**WHAT IS REQUIRED:**
Copy the entries from the first line up to and including the line with "polar-angle-label: 0 [339, 579, 347, 594]", renaming "polar-spoke" to "radial-line" throughout and leaving everything else unchanged.

------ DATA FOR THIS TASK

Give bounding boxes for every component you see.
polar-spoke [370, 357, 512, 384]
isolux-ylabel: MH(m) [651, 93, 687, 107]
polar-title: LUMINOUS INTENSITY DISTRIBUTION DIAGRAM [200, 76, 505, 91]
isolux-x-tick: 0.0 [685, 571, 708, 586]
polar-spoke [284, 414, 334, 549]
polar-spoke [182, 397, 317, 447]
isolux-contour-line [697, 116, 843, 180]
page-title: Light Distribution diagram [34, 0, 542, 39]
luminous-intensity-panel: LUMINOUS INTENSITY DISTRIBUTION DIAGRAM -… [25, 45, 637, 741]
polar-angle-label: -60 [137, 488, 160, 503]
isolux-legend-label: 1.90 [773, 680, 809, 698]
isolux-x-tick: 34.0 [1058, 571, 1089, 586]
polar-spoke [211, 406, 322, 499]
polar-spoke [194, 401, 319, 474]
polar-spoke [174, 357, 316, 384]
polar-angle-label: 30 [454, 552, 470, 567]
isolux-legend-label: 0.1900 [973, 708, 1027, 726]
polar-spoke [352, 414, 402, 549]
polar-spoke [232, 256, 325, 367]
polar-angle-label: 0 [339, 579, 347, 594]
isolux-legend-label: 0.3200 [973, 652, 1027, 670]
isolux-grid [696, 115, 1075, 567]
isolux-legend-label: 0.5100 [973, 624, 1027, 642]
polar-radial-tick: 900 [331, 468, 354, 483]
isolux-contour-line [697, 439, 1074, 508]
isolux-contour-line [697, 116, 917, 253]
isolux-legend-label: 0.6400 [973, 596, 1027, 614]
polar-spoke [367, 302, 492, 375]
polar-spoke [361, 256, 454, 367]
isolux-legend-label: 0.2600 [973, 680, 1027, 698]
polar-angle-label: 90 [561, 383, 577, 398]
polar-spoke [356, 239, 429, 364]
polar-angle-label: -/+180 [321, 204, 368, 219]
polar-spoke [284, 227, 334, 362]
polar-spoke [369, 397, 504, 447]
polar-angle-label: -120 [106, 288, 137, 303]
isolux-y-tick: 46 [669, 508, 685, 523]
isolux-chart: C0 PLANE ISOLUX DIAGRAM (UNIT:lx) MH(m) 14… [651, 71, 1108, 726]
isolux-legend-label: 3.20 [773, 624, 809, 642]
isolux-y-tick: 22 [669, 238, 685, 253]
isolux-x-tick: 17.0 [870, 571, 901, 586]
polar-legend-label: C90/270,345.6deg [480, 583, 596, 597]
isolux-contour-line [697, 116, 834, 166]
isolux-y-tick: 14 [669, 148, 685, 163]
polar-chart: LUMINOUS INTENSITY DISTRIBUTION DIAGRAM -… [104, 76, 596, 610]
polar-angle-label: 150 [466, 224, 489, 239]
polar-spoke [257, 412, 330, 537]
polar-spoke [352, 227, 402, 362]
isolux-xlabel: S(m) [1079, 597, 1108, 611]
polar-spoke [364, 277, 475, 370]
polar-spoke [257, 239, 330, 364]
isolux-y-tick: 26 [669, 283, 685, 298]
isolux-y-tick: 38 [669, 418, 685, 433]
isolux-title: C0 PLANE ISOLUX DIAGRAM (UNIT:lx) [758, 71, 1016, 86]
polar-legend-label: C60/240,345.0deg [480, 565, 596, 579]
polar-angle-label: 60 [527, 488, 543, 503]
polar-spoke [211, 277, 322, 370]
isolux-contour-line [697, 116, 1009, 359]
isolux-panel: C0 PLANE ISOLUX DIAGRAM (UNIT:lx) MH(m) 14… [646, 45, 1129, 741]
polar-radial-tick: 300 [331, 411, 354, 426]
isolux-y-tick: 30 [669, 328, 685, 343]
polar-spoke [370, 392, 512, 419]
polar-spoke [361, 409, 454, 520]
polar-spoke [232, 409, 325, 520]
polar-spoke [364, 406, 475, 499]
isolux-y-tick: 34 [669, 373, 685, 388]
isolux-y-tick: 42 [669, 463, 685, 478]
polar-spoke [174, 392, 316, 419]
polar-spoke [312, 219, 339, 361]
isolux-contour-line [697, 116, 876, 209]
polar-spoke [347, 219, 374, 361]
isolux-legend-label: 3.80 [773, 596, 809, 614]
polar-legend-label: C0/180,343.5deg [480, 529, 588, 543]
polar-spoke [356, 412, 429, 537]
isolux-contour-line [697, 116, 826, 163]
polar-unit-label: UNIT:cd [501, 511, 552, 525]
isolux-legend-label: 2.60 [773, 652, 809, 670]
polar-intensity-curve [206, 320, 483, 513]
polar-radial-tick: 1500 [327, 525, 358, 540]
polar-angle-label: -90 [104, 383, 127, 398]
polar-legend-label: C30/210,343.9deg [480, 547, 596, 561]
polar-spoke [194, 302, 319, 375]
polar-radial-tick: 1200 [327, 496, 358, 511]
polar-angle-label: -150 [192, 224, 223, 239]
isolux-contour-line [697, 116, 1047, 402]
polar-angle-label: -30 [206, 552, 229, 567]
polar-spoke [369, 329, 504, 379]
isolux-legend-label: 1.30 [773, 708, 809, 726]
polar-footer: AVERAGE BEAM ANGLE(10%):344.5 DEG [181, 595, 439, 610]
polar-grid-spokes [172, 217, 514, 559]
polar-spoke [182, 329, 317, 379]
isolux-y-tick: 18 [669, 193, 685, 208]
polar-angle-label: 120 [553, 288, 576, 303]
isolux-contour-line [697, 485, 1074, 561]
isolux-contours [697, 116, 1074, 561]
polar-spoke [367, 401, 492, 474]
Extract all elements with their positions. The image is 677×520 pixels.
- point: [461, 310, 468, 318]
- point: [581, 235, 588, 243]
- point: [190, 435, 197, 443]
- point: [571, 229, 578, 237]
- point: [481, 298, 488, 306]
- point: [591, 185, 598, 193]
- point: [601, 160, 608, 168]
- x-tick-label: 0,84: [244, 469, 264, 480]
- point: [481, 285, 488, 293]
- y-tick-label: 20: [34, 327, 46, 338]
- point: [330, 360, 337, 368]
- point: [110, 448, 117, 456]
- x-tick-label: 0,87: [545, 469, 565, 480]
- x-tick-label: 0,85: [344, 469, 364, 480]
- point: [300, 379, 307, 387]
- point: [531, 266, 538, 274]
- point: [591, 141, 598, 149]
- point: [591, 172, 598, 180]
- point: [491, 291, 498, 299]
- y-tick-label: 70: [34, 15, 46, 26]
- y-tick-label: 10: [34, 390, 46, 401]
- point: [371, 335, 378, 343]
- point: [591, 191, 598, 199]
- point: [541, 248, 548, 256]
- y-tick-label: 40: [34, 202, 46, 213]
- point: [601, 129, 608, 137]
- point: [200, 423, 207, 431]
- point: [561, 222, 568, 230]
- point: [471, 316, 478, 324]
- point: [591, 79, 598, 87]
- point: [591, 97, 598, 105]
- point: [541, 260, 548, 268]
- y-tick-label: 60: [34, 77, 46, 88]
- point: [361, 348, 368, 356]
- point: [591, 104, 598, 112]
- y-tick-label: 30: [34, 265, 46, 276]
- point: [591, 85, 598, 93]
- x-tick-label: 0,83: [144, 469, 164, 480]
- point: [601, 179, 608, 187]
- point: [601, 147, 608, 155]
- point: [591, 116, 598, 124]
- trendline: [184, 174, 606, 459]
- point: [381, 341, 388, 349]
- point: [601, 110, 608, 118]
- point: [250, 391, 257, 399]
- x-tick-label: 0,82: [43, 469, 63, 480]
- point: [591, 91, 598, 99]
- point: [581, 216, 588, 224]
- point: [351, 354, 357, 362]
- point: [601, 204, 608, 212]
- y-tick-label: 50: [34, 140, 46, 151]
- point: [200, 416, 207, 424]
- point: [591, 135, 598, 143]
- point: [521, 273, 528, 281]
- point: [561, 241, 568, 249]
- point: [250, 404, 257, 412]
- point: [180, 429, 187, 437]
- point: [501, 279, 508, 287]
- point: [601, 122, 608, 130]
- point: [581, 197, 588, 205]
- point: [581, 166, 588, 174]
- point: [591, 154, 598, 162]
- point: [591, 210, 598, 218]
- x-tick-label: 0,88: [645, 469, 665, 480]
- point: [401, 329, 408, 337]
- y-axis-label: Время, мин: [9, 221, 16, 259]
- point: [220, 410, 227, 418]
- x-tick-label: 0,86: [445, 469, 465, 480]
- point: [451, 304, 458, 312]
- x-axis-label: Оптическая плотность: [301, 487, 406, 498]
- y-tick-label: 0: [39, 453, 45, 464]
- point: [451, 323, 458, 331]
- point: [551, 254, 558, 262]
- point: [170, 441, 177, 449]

------------

**ANSWER FOR THE TASK:**
Give bounding boxes for every component you see.
radial-line [370, 357, 512, 384]
isolux-ylabel: MH(m) [651, 93, 687, 107]
polar-title: LUMINOUS INTENSITY DISTRIBUTION DIAGRAM [200, 76, 505, 91]
isolux-x-tick: 0.0 [685, 571, 708, 586]
radial-line [284, 414, 334, 549]
radial-line [182, 397, 317, 447]
isolux-contour-line [697, 116, 843, 180]
page-title: Light Distribution diagram [34, 0, 542, 39]
luminous-intensity-panel: LUMINOUS INTENSITY DISTRIBUTION DIAGRAM -… [25, 45, 637, 741]
polar-angle-label: -60 [137, 488, 160, 503]
isolux-legend-label: 1.90 [773, 680, 809, 698]
isolux-x-tick: 34.0 [1058, 571, 1089, 586]
radial-line [211, 406, 322, 499]
radial-line [194, 401, 319, 474]
radial-line [174, 357, 316, 384]
polar-angle-label: 30 [454, 552, 470, 567]
isolux-legend-label: 0.1900 [973, 708, 1027, 726]
radial-line [352, 414, 402, 549]
radial-line [232, 256, 325, 367]
polar-angle-label: 0 [339, 579, 347, 594]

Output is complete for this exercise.